Supplied records ▸

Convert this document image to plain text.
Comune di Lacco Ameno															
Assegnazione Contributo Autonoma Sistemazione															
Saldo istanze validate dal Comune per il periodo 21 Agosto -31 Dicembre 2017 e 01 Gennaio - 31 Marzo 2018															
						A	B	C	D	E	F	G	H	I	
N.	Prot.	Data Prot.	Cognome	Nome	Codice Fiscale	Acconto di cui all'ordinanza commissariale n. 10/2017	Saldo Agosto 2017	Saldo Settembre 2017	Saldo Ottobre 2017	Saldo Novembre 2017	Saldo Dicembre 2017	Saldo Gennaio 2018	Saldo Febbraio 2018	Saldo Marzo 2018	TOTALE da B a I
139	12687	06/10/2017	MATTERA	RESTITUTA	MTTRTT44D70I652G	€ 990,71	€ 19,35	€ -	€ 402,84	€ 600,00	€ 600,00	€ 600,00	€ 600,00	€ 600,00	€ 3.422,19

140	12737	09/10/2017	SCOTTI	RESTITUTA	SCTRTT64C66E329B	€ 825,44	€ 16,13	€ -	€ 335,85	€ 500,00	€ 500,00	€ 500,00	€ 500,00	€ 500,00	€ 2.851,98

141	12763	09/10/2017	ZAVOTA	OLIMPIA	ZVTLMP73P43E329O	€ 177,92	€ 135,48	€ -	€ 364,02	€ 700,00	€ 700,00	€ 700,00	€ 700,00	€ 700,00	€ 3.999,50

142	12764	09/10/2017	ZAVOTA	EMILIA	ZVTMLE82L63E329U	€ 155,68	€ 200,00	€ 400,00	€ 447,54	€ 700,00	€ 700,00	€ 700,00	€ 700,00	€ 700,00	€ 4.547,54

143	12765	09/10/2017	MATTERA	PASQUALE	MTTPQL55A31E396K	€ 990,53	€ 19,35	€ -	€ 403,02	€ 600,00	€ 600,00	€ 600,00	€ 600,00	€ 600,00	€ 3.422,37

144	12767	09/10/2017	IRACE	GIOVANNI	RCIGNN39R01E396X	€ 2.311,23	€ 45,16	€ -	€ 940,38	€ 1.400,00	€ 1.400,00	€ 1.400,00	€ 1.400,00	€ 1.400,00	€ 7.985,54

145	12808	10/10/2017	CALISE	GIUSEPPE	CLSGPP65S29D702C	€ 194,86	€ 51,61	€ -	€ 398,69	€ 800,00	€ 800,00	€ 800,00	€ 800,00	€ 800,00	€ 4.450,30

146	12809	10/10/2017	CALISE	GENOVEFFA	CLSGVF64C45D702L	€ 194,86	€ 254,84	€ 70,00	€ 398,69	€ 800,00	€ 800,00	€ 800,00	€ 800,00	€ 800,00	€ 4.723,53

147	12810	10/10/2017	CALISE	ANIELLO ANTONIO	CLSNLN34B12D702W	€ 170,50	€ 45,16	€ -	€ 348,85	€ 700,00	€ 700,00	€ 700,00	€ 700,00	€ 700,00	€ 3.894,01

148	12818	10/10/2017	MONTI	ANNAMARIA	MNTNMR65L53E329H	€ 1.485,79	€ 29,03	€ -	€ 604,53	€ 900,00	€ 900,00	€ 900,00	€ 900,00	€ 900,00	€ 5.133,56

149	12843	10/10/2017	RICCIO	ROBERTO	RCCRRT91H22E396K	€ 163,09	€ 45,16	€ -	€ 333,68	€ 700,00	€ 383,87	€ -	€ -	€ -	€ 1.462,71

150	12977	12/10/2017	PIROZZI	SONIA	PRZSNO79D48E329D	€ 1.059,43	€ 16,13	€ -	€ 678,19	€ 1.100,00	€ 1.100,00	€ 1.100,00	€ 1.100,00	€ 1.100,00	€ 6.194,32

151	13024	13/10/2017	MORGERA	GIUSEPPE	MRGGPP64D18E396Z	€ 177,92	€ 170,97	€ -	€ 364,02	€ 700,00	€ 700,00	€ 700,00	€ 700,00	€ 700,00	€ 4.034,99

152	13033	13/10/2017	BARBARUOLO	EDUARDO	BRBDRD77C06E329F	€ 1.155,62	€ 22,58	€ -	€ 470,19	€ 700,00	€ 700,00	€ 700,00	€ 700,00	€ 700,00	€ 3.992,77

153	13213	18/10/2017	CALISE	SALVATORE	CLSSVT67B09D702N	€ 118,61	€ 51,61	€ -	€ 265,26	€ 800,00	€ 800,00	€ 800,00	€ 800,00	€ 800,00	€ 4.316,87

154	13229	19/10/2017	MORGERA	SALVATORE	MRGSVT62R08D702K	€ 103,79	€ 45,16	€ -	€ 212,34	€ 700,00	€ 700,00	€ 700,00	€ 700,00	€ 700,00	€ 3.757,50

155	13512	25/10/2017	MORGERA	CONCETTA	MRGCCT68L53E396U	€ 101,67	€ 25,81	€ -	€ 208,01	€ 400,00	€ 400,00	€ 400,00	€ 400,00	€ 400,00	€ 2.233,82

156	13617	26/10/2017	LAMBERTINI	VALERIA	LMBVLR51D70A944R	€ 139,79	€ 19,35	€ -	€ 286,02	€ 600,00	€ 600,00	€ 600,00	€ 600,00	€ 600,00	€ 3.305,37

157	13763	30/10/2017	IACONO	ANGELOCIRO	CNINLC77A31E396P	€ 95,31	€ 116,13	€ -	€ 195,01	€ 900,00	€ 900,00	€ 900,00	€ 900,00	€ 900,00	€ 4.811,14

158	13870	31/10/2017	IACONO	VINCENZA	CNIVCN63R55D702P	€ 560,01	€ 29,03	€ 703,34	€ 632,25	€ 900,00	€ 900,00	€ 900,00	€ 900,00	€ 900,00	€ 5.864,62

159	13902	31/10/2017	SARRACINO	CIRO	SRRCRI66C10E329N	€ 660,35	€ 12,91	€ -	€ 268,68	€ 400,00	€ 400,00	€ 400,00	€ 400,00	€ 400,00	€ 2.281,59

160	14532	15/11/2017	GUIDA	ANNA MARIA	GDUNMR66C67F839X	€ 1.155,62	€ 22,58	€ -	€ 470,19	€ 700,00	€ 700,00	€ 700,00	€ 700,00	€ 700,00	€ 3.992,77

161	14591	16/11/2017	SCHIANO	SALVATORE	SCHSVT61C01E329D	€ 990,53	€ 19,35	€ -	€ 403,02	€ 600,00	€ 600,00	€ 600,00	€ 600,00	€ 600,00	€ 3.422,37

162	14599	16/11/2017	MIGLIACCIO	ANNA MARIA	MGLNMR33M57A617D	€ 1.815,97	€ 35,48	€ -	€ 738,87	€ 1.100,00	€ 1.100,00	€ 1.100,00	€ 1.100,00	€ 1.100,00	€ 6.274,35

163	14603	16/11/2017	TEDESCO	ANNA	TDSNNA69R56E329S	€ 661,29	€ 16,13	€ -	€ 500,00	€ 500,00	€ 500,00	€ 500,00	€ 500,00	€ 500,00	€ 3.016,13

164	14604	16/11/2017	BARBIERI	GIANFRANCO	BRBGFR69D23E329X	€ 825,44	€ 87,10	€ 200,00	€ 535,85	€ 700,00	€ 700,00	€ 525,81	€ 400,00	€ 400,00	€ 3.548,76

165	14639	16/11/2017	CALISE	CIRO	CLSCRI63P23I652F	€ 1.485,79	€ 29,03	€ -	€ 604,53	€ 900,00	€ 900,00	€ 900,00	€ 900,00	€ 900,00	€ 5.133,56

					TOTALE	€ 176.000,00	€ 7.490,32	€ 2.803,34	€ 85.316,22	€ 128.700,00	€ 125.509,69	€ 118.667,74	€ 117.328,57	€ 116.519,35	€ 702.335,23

What to produce ▸
In the material above, how many lines hold the word "MATTERA"? Say only the number.

Written reply ▸
2